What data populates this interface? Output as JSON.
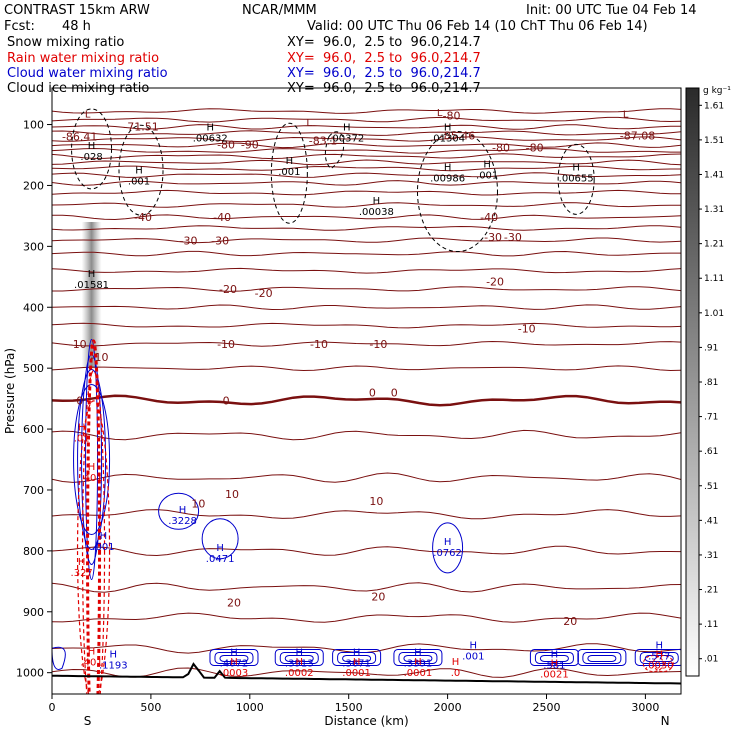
{
  "header": {
    "model": "CONTRAST 15km ARW",
    "center": "NCAR/MMM",
    "init": "Init: 00 UTC Tue 04 Feb 14",
    "fcst_label": "Fcst:",
    "fcst_value": "48 h",
    "valid": "Valid: 00 UTC Thu 06 Feb 14 (10 ChT Thu 06 Feb 14)"
  },
  "fields": [
    {
      "name": "Snow mixing ratio",
      "color": "#000000",
      "xy": "XY=  96.0,  2.5 to  96.0,214.7"
    },
    {
      "name": "Rain water mixing ratio",
      "color": "#e00000",
      "xy": "XY=  96.0,  2.5 to  96.0,214.7"
    },
    {
      "name": "Cloud water mixing ratio",
      "color": "#0000cc",
      "xy": "XY=  96.0,  2.5 to  96.0,214.7"
    },
    {
      "name": "Cloud ice mixing ratio",
      "color": "#000000",
      "xy": "XY=  96.0,  2.5 to  96.0,214.7"
    }
  ],
  "chart_data": {
    "type": "cross-section",
    "xlabel": "Distance (km)",
    "ylabel": "Pressure (hPa)",
    "xlim": [
      0,
      3180
    ],
    "ylim": [
      1035,
      40
    ],
    "x_ticks": [
      "0",
      "500",
      "1000",
      "1500",
      "2000",
      "2500",
      "3000"
    ],
    "x_tick_values": [
      0,
      500,
      1000,
      1500,
      2000,
      2500,
      3000
    ],
    "y_ticks": [
      "100",
      "200",
      "300",
      "400",
      "500",
      "600",
      "700",
      "800",
      "900",
      "1000"
    ],
    "y_tick_values": [
      100,
      200,
      300,
      400,
      500,
      600,
      700,
      800,
      900,
      1000
    ],
    "left_end": "S",
    "right_end": "N",
    "colorbar": {
      "unit": "g kg⁻¹",
      "levels": [
        ".01",
        ".11",
        ".21",
        ".31",
        ".41",
        ".51",
        ".61",
        ".71",
        ".81",
        ".91",
        "1.01",
        "1.11",
        "1.21",
        "1.31",
        "1.41",
        "1.51",
        "1.61"
      ],
      "level_values": [
        0.01,
        0.11,
        0.21,
        0.31,
        0.41,
        0.51,
        0.61,
        0.71,
        0.81,
        0.91,
        1.01,
        1.11,
        1.21,
        1.31,
        1.41,
        1.51,
        1.61
      ]
    },
    "temperature_label_values": [
      {
        "t": "-71.51",
        "x": 450,
        "p": 103
      },
      {
        "t": "-80",
        "x": 2020,
        "p": 85
      },
      {
        "t": "-80",
        "x": 2270,
        "p": 138
      },
      {
        "t": "-80",
        "x": 2440,
        "p": 138
      },
      {
        "t": "-87.08",
        "x": 2960,
        "p": 118
      },
      {
        "t": "-86.41",
        "x": 140,
        "p": 120
      },
      {
        "t": "-83.1",
        "x": 1370,
        "p": 126
      },
      {
        "t": "-85.46",
        "x": 2050,
        "p": 118
      },
      {
        "t": "-80",
        "x": 880,
        "p": 133
      },
      {
        "t": "-90",
        "x": 1000,
        "p": 133
      },
      {
        "t": "-40",
        "x": 460,
        "p": 252
      },
      {
        "t": "-40",
        "x": 860,
        "p": 252
      },
      {
        "t": "-40",
        "x": 2210,
        "p": 252
      },
      {
        "t": "-30",
        "x": 690,
        "p": 290
      },
      {
        "t": "-30",
        "x": 850,
        "p": 290
      },
      {
        "t": "-30",
        "x": 2230,
        "p": 285
      },
      {
        "t": "-30",
        "x": 2330,
        "p": 285
      },
      {
        "t": "-20",
        "x": 890,
        "p": 370
      },
      {
        "t": "-20",
        "x": 1070,
        "p": 377
      },
      {
        "t": "-20",
        "x": 2240,
        "p": 358
      },
      {
        "t": "-10",
        "x": 130,
        "p": 460
      },
      {
        "t": "-10",
        "x": 880,
        "p": 460
      },
      {
        "t": "-10",
        "x": 1350,
        "p": 460
      },
      {
        "t": "-10",
        "x": 1650,
        "p": 460
      },
      {
        "t": "-10",
        "x": 2400,
        "p": 435
      },
      {
        "t": "-10",
        "x": 240,
        "p": 482
      },
      {
        "t": "0",
        "x": 140,
        "p": 553
      },
      {
        "t": "0",
        "x": 880,
        "p": 553
      },
      {
        "t": "0",
        "x": 1620,
        "p": 540
      },
      {
        "t": "0",
        "x": 1730,
        "p": 540
      },
      {
        "t": "10",
        "x": 910,
        "p": 707
      },
      {
        "t": "10",
        "x": 1640,
        "p": 718
      },
      {
        "t": "20",
        "x": 920,
        "p": 885
      },
      {
        "t": "20",
        "x": 1650,
        "p": 875
      },
      {
        "t": "20",
        "x": 2620,
        "p": 915
      },
      {
        "t": "10",
        "x": 740,
        "p": 722
      }
    ],
    "extrema": [
      {
        "kind": "L",
        "value": "",
        "x": 180,
        "p": 98,
        "field": "temperature"
      },
      {
        "kind": "L",
        "value": "",
        "x": 1300,
        "p": 112,
        "field": "temperature"
      },
      {
        "kind": "L",
        "value": "",
        "x": 1960,
        "p": 96,
        "field": "temperature"
      },
      {
        "kind": "L",
        "value": "",
        "x": 2900,
        "p": 98,
        "field": "temperature"
      },
      {
        "kind": "H",
        "value": ".028",
        "x": 200,
        "p": 150,
        "field": "snow"
      },
      {
        "kind": "H",
        "value": ".00632",
        "x": 800,
        "p": 120,
        "field": "snow"
      },
      {
        "kind": "H",
        "value": ".00372",
        "x": 1490,
        "p": 120,
        "field": "snow"
      },
      {
        "kind": "H",
        "value": ".01304",
        "x": 2000,
        "p": 120,
        "field": "snow"
      },
      {
        "kind": "H",
        "value": ".001",
        "x": 440,
        "p": 190,
        "field": "snow"
      },
      {
        "kind": "H",
        "value": ".001",
        "x": 1200,
        "p": 175,
        "field": "snow"
      },
      {
        "kind": "H",
        "value": ".00986",
        "x": 2000,
        "p": 185,
        "field": "snow"
      },
      {
        "kind": "H",
        "value": ".001",
        "x": 2200,
        "p": 180,
        "field": "snow"
      },
      {
        "kind": "H",
        "value": ".00655",
        "x": 2650,
        "p": 185,
        "field": "snow"
      },
      {
        "kind": "H",
        "value": ".00038",
        "x": 1640,
        "p": 240,
        "field": "snow"
      },
      {
        "kind": "H",
        "value": ".01581",
        "x": 200,
        "p": 360,
        "field": "snow"
      },
      {
        "kind": "H",
        "value": ".3228",
        "x": 660,
        "p": 748,
        "field": "cloud_water"
      },
      {
        "kind": "H",
        "value": ".0471",
        "x": 850,
        "p": 810,
        "field": "cloud_water"
      },
      {
        "kind": "H",
        "value": ".0762",
        "x": 2000,
        "p": 800,
        "field": "cloud_water"
      },
      {
        "kind": "H",
        "value": ".1193",
        "x": 310,
        "p": 985,
        "field": "cloud_water"
      },
      {
        "kind": "H",
        "value": ".4072",
        "x": 920,
        "p": 982,
        "field": "cloud_water"
      },
      {
        "kind": "H",
        "value": ".0003",
        "x": 920,
        "p": 997,
        "field": "rain"
      },
      {
        "kind": "H",
        "value": ".3913",
        "x": 1250,
        "p": 982,
        "field": "cloud_water"
      },
      {
        "kind": "H",
        "value": ".0002",
        "x": 1250,
        "p": 997,
        "field": "rain"
      },
      {
        "kind": "H",
        "value": ".3671",
        "x": 1540,
        "p": 982,
        "field": "cloud_water"
      },
      {
        "kind": "H",
        "value": ".0001",
        "x": 1540,
        "p": 997,
        "field": "rain"
      },
      {
        "kind": "H",
        "value": ".3391",
        "x": 1850,
        "p": 982,
        "field": "cloud_water"
      },
      {
        "kind": "H",
        "value": ".0001",
        "x": 1850,
        "p": 997,
        "field": "rain"
      },
      {
        "kind": "H",
        "value": ".0",
        "x": 2040,
        "p": 997,
        "field": "rain"
      },
      {
        "kind": "H",
        "value": ".001",
        "x": 2130,
        "p": 970,
        "field": "cloud_water"
      },
      {
        "kind": "H",
        "value": ".581",
        "x": 2540,
        "p": 985,
        "field": "cloud_water"
      },
      {
        "kind": "H",
        "value": ".0021",
        "x": 2540,
        "p": 1000,
        "field": "rain"
      },
      {
        "kind": "H",
        "value": ".577",
        "x": 3070,
        "p": 970,
        "field": "cloud_water"
      },
      {
        "kind": "H",
        "value": ".0030",
        "x": 3070,
        "p": 985,
        "field": "rain"
      },
      {
        "kind": "H",
        "value": ".001",
        "x": 260,
        "p": 790,
        "field": "cloud_water"
      },
      {
        "kind": "H",
        "value": ".401",
        "x": 200,
        "p": 677,
        "field": "rain"
      },
      {
        "kind": "H",
        "value": ".401",
        "x": 200,
        "p": 980,
        "field": "rain"
      },
      {
        "kind": "H",
        "value": ".01",
        "x": 150,
        "p": 612,
        "field": "rain"
      },
      {
        "kind": "H",
        "value": ".327",
        "x": 150,
        "p": 833,
        "field": "rain"
      }
    ]
  }
}
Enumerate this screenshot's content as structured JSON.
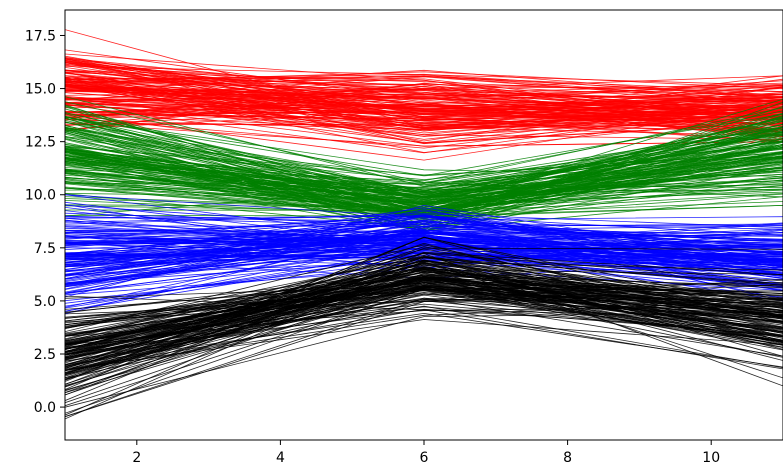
{
  "chart_data": {
    "type": "line",
    "title": "",
    "xlabel": "",
    "ylabel": "",
    "xlim": [
      1,
      11
    ],
    "ylim": [
      -1.55,
      18.7
    ],
    "x": [
      1,
      6,
      11
    ],
    "x_ticks": [
      2,
      4,
      6,
      8,
      10
    ],
    "y_ticks": [
      0.0,
      2.5,
      5.0,
      7.5,
      10.0,
      12.5,
      15.0,
      17.5
    ],
    "x_tick_labels": [
      "2",
      "4",
      "6",
      "8",
      "10"
    ],
    "y_tick_labels": [
      "0.0",
      "2.5",
      "5.0",
      "7.5",
      "10.0",
      "12.5",
      "15.0",
      "17.5"
    ],
    "grid": false,
    "legend": false,
    "series": [
      {
        "color": "#ff0000",
        "count": 150,
        "mean_values": [
          15.0,
          14.0,
          14.0
        ],
        "spread": [
          1.0,
          1.1,
          0.8
        ],
        "range_at_x": {
          "1": [
            13.0,
            17.8
          ],
          "6": [
            11.6,
            16.8
          ],
          "11": [
            12.5,
            15.6
          ]
        }
      },
      {
        "color": "#008000",
        "count": 150,
        "mean_values": [
          12.0,
          9.5,
          12.0
        ],
        "spread": [
          1.2,
          0.6,
          1.0
        ],
        "range_at_x": {
          "1": [
            9.0,
            15.0
          ],
          "6": [
            8.3,
            11.5
          ],
          "11": [
            9.5,
            14.5
          ]
        }
      },
      {
        "color": "#0000ff",
        "count": 150,
        "mean_values": [
          7.0,
          8.0,
          7.0
        ],
        "spread": [
          1.2,
          0.7,
          0.8
        ],
        "range_at_x": {
          "1": [
            4.4,
            10.0
          ],
          "6": [
            5.5,
            9.5
          ],
          "11": [
            5.0,
            9.0
          ]
        }
      },
      {
        "color": "#000000",
        "count": 150,
        "mean_values": [
          2.5,
          6.0,
          4.0
        ],
        "spread": [
          1.2,
          0.9,
          1.0
        ],
        "range_at_x": {
          "1": [
            -0.6,
            5.8
          ],
          "6": [
            3.0,
            8.0
          ],
          "11": [
            1.0,
            7.5
          ]
        }
      }
    ]
  }
}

» Aim of the exercise:
Extract every line of the records above that contains the word "JSON".

» Exercise response:
What data populates this interface? Output as JSON.
Enumerate this screenshot's content as structured JSON.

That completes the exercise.